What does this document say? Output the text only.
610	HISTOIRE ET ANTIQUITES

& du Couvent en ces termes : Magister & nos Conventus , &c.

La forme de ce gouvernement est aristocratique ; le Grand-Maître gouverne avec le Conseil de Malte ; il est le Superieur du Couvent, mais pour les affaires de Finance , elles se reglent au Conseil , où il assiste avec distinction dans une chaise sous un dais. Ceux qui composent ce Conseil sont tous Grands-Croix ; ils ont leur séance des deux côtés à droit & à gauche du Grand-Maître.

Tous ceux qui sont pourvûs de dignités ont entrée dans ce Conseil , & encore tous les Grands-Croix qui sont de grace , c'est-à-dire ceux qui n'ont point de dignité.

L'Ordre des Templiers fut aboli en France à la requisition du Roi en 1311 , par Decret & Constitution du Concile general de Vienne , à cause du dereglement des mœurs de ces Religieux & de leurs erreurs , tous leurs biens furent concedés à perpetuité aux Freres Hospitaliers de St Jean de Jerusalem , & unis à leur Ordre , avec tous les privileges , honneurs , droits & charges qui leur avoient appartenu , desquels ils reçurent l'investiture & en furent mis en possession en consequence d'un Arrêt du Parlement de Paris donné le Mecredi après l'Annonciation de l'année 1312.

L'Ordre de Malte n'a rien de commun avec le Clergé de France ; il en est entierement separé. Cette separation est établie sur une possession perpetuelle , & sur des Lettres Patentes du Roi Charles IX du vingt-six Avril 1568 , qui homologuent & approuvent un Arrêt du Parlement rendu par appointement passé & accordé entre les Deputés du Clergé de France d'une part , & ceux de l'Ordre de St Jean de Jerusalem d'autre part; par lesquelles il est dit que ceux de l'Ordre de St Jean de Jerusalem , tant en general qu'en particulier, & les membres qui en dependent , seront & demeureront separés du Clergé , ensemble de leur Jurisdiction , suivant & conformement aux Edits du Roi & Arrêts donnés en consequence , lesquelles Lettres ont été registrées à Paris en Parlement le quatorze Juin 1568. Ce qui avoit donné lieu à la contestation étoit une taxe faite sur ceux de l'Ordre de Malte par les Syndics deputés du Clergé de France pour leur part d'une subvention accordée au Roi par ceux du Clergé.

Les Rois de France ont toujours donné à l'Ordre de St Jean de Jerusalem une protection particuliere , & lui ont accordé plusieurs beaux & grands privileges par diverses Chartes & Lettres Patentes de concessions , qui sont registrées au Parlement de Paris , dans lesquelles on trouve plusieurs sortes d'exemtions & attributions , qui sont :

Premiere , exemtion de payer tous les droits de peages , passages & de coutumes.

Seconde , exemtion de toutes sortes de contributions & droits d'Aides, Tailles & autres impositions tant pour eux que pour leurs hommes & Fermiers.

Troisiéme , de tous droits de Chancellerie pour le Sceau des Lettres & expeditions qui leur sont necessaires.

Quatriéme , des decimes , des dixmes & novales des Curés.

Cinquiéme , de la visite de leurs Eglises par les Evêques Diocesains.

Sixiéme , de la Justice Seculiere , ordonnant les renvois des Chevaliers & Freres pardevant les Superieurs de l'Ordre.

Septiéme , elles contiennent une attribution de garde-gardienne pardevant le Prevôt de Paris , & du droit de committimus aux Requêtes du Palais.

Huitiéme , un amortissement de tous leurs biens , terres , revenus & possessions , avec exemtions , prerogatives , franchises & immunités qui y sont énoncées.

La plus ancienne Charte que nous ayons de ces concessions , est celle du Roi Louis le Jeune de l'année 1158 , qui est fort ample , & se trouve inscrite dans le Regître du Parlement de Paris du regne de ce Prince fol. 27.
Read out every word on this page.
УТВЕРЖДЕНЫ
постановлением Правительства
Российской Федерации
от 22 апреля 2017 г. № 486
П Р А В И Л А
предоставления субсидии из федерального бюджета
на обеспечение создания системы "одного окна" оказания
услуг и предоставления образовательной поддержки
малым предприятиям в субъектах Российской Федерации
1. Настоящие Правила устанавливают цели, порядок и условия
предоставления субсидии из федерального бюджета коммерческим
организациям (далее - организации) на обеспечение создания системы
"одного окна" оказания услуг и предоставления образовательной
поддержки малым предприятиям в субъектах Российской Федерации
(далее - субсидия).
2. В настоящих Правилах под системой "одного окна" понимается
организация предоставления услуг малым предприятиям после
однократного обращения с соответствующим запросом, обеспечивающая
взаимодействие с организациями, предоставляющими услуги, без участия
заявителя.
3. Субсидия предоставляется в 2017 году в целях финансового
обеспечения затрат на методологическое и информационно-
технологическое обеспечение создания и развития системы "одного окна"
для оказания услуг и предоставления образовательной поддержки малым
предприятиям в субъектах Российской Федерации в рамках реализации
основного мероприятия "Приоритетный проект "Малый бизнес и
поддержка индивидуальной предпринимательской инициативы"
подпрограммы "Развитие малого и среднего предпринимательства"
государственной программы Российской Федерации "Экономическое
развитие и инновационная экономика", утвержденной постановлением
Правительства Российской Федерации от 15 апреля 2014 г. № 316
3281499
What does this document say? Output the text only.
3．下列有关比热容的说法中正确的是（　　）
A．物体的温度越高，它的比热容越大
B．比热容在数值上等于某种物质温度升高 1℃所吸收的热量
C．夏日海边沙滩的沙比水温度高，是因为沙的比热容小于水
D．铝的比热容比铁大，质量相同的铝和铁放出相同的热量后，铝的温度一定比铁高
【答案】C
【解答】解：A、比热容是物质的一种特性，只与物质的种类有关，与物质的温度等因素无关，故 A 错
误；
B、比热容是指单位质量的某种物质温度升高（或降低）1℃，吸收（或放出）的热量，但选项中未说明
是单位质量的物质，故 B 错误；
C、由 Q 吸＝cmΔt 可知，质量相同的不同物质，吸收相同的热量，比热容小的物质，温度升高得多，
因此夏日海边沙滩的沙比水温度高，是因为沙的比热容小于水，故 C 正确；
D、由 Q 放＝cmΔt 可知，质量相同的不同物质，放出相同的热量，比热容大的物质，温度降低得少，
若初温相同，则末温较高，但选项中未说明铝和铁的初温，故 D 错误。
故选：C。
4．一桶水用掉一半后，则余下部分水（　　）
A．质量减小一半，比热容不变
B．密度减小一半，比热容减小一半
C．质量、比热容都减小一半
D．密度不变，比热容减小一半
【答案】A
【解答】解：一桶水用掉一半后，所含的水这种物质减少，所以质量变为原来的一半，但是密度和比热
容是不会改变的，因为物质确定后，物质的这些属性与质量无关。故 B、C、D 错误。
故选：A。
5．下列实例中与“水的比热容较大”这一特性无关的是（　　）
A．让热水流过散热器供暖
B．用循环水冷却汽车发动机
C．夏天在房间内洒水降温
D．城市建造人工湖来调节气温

* WRITTEN PROBLEM: Look for the word "Правительства" and return every line where it occurs.

* OUTPUT FOR THIS EXERCISE:
постановлением Правительства
Правительства Российской Федерации от 15 апреля 2014 г. № 316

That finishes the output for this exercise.